* CHALLENGE: Gather up the lines that contain "image".

* MATERIALS PROVIDED:
..........

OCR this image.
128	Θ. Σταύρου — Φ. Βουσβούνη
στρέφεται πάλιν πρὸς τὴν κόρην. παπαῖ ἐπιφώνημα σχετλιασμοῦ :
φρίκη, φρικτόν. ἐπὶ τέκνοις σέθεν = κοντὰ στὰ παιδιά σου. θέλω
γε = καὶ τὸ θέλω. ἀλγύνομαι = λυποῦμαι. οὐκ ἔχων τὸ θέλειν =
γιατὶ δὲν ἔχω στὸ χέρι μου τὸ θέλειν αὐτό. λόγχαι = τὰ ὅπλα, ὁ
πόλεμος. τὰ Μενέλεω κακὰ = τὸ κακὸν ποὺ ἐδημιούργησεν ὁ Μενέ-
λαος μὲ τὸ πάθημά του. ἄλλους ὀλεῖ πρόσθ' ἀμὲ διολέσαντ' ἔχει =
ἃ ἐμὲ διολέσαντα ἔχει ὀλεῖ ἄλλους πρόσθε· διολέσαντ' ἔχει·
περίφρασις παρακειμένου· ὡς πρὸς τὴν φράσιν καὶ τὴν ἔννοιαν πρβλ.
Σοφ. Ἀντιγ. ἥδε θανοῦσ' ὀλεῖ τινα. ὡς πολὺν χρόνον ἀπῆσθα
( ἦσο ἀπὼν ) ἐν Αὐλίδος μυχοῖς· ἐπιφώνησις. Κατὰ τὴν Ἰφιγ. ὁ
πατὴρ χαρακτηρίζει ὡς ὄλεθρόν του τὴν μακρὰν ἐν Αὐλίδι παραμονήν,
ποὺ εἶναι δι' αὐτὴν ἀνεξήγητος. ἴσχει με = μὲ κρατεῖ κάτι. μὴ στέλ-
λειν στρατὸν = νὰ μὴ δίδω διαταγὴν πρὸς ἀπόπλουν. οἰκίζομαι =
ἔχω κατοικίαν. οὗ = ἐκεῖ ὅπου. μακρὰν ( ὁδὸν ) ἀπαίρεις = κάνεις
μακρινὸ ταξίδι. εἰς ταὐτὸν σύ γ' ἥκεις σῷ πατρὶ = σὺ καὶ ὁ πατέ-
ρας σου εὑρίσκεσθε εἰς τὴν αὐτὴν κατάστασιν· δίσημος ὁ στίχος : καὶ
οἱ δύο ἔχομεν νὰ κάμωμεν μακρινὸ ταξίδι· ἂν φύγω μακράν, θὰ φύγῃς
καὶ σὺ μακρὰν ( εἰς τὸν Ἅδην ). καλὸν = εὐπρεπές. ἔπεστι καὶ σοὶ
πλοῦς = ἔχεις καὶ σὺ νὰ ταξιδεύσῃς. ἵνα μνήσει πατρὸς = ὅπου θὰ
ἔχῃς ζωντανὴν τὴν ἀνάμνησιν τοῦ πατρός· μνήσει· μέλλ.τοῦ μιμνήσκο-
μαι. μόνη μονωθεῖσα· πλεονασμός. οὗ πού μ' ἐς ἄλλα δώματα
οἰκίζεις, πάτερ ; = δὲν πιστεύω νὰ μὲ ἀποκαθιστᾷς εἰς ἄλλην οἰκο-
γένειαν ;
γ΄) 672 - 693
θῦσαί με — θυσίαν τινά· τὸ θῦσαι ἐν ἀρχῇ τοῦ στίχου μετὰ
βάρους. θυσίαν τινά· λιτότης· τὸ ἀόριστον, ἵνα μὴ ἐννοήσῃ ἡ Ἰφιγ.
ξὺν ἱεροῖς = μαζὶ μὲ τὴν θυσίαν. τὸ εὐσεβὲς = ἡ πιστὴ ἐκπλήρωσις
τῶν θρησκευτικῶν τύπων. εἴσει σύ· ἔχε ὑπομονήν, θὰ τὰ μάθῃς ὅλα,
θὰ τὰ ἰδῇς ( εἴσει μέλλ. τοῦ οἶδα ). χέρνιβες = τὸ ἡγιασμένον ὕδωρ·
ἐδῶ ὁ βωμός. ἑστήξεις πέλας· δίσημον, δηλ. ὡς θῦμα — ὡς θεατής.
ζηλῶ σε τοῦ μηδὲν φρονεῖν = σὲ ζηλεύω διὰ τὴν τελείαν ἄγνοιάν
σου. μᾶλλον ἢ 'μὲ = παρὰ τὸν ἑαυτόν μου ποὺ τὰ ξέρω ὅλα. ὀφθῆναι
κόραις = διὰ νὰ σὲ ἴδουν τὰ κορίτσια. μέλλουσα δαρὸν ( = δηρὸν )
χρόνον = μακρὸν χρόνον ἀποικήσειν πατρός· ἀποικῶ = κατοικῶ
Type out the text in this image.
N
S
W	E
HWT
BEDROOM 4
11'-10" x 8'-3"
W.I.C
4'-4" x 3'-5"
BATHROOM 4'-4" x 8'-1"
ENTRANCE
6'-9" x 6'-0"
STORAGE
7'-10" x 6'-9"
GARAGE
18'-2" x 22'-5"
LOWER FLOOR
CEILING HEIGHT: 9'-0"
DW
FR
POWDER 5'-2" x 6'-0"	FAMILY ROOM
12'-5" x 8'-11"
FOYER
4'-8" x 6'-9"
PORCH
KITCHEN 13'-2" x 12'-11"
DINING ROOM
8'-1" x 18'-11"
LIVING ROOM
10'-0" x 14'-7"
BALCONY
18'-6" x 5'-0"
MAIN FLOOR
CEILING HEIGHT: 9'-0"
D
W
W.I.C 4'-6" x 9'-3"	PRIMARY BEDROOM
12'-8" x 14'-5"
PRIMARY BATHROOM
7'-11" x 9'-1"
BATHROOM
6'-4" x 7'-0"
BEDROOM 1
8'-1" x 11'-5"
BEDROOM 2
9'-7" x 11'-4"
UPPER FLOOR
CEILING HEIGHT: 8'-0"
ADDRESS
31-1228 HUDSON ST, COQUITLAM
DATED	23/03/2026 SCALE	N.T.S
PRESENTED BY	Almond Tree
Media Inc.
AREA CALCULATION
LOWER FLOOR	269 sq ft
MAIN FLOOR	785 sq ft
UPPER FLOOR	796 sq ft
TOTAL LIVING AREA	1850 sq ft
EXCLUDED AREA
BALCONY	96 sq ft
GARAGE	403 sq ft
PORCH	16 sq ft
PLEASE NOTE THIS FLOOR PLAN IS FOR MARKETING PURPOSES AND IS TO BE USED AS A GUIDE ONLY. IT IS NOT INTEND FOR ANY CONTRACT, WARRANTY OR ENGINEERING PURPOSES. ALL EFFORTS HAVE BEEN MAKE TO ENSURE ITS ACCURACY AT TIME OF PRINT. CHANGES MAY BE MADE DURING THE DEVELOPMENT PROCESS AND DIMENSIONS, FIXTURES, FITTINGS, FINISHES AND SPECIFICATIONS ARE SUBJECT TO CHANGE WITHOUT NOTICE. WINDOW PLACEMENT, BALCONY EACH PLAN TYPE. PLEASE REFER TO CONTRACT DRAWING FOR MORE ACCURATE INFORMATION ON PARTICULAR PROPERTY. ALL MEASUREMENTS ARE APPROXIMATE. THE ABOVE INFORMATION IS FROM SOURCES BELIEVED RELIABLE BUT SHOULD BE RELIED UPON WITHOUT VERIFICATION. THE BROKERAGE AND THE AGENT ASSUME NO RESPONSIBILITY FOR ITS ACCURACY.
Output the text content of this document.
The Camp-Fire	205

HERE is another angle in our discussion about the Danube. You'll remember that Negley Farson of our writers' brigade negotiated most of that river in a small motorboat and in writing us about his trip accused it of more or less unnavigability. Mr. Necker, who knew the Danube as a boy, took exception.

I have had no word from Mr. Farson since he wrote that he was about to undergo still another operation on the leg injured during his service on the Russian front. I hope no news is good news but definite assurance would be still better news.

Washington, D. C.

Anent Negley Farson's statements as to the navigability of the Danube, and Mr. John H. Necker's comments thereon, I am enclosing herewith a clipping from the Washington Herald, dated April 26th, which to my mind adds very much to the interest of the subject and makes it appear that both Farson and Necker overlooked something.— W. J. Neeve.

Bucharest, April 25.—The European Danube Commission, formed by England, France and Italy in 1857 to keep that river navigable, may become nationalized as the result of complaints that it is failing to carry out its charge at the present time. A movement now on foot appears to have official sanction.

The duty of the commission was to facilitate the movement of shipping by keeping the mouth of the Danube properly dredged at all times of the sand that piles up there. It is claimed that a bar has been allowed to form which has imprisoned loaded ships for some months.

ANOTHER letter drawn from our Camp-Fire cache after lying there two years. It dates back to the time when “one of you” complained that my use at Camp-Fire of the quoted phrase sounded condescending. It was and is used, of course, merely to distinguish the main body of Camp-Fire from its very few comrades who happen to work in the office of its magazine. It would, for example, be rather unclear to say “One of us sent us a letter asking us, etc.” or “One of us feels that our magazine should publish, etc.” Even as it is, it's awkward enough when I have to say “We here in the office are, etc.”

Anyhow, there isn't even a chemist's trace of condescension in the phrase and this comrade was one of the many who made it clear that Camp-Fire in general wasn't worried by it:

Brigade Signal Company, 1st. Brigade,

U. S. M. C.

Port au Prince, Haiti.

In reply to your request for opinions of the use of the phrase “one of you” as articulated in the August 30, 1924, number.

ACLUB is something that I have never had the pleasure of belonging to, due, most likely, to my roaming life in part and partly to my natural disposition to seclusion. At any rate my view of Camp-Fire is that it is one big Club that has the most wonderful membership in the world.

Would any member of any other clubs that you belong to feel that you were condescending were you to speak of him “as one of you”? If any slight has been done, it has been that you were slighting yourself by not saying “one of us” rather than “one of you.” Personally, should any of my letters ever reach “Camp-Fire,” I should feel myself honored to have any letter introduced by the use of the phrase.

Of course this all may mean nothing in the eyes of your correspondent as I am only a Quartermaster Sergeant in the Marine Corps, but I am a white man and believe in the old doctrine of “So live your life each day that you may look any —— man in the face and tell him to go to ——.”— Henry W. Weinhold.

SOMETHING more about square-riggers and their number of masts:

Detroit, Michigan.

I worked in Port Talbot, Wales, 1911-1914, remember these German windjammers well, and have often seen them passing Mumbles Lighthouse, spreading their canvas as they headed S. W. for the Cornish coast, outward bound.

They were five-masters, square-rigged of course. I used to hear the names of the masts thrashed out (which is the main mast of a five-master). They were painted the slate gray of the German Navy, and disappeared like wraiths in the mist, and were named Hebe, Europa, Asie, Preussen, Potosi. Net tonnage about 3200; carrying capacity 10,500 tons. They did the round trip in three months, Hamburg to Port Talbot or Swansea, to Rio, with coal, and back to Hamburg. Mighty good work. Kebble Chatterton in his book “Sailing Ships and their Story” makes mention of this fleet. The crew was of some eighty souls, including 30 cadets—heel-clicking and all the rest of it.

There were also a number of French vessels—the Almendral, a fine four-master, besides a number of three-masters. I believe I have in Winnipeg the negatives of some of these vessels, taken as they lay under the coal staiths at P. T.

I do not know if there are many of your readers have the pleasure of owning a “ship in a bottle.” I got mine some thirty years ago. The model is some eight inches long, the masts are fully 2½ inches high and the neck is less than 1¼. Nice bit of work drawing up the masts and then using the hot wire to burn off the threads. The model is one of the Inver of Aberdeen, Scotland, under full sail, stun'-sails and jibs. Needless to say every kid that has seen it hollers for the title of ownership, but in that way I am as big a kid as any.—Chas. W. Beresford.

..........

* SOLUTION:
OCR this image.
Type out the text in this image.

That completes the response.